-- EXERCISE TEXT --
-- Opening Marker --

Help needed, call for papers, blog authors, blog hosting

Here is the help section. I read huge amounts on the net almost every day and search out new papers and news on Oracle security. I write a lot myself, either as part of this site or that doesnt get published. I thought it would be nice if people wrote anything about Oracle security that they might like to publish it here. I cannot pay anyone, I run this site in my own time but its non commercial and in fact it costs me money to host and run the site but if anyone would like to be published here I would be happy to post papers here. email me on pete_at_petefinnigan_dot_com if you have any papers you would like posting.

I was also thinking about Oracle security and blogging and was inspired by sites like Amis and Oracle WTF where there are a number of authors and wondered if anyone was interested to write guest blog entries, regular or sproadic or even one off here about Oracle security. Again if you are interested drop me an email at pete_at_petefinnigan_dot_com.

On the same lines if anyone would like to write any entries in other langauges - Russian, German or any other langauge then again please let me know, this would be useful.

Again on the same lines if anyone would like their own blog hosted here to talk about Oracle security, Oracle, SQL Server security, mySQL security. Oracle E-Business Suite or security, SAP.... then please drop me an email as well, i would be happy to host a blog for anyone.

Finally if anyone would like to moderate a foreign language forum on my forum particularly about Oracle security in any language then please also drop me a line and I can set it up.

I have ran this site alone for a long time and never really thought about it as a community project until recently. I know this site is useful to a lot of people. I can see this from the stacks of email i receive so I wondered if asking for help, contributions or whatever would also be great for the community at large.

OK, that's it for my summary of news and happenings on this site for today.

Security is the password

Security is the password - by V. Rishi Kumar

"Security breaches cost companies and individuals billions of dollars each year.IT'S no use crying over spilt milk - or a system whose security has been breached. The smarter thing would be to make sure that security is not compromised."

quite a nice interview and quite current with I&AM

Oracle Security Under Scrutiny

Oracle Security Under Scrutiny - By Larry Greenemeier

"When someone attacks your company's I.T. systems, they're usually after one thing: your data. Pilfering information about employees, clients, intellectual property, or business strategy from well-guarded databases has typically been an inside job perpetrated by employees with a certain level of access to the database system. This is still the case, but databases are becoming more vulnerable to the outside world as Web-facing apps demand faster access to information and databases move closer to the network perimeter, opening them to network-based attacks."

-- Closing Marker --

-- RECORD EXTRACTS --

-- Opening Marker --

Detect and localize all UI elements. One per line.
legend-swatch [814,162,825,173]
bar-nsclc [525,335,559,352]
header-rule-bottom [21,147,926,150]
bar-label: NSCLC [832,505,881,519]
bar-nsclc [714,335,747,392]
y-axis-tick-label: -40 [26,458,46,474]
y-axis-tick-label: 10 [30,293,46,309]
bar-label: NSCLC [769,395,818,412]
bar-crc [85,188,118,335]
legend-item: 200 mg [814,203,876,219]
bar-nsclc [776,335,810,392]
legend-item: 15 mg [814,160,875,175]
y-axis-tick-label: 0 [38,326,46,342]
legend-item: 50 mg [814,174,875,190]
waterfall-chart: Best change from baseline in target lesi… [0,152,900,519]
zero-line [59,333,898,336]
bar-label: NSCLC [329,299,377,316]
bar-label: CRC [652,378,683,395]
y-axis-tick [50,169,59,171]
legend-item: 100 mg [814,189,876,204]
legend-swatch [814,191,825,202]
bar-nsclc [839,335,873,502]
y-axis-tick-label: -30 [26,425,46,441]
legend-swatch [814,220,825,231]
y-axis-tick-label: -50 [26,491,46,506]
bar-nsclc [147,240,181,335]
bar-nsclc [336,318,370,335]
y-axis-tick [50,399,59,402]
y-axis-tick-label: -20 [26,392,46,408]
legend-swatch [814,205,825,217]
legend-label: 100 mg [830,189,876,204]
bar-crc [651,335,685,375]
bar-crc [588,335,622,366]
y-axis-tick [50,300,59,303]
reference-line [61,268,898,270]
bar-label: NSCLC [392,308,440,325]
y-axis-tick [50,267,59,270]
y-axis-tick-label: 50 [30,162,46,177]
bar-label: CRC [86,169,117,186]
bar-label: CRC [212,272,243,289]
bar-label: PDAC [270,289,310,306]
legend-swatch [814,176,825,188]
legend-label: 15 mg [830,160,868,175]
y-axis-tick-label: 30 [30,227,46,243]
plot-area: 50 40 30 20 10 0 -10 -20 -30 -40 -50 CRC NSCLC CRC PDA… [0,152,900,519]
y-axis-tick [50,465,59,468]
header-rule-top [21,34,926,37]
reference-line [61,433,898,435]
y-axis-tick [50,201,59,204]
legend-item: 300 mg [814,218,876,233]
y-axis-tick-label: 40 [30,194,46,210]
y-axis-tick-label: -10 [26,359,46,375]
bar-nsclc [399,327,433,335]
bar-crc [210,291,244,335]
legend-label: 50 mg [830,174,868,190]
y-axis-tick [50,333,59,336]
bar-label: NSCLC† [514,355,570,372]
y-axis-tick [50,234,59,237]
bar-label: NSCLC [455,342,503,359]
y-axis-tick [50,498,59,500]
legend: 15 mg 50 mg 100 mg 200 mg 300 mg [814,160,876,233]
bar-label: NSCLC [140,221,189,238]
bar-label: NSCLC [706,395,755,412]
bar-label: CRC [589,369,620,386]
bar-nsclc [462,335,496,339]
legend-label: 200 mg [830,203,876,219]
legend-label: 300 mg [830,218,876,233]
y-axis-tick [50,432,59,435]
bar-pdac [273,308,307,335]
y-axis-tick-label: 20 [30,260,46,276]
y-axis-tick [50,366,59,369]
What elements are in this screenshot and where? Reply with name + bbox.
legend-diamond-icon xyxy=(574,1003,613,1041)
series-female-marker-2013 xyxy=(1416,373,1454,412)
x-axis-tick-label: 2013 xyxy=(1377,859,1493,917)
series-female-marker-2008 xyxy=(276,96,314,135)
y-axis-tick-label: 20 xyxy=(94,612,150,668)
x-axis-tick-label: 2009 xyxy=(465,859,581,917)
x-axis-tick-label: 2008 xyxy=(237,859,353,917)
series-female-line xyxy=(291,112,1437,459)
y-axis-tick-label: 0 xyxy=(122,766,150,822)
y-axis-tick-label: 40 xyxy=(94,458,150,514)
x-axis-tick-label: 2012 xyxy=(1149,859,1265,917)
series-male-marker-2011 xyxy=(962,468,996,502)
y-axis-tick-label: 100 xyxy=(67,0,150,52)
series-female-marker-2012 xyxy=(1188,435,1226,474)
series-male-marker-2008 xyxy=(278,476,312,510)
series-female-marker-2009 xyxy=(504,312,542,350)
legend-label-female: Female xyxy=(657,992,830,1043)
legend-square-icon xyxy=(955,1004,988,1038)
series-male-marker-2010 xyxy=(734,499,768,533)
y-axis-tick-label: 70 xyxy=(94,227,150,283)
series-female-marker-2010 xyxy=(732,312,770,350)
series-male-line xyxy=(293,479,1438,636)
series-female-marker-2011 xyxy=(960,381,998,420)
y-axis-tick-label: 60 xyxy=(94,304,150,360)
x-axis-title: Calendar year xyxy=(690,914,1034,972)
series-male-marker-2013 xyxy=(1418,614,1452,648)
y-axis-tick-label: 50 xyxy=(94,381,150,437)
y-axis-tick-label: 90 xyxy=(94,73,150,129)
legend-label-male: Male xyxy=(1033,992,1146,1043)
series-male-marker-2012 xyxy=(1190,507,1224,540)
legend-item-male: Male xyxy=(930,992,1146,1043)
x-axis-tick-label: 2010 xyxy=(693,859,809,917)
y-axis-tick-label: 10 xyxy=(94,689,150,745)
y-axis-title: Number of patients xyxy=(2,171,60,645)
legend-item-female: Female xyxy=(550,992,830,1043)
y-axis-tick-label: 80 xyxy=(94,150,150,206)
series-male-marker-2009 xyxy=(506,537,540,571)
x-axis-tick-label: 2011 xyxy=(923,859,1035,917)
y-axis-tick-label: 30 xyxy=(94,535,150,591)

-- Closing Marker --

According to the post about Oracle security contributions, which sites inspired the idea of having guest blog authors?

-- ANSWER SECTION --
Amis and Oracle WTF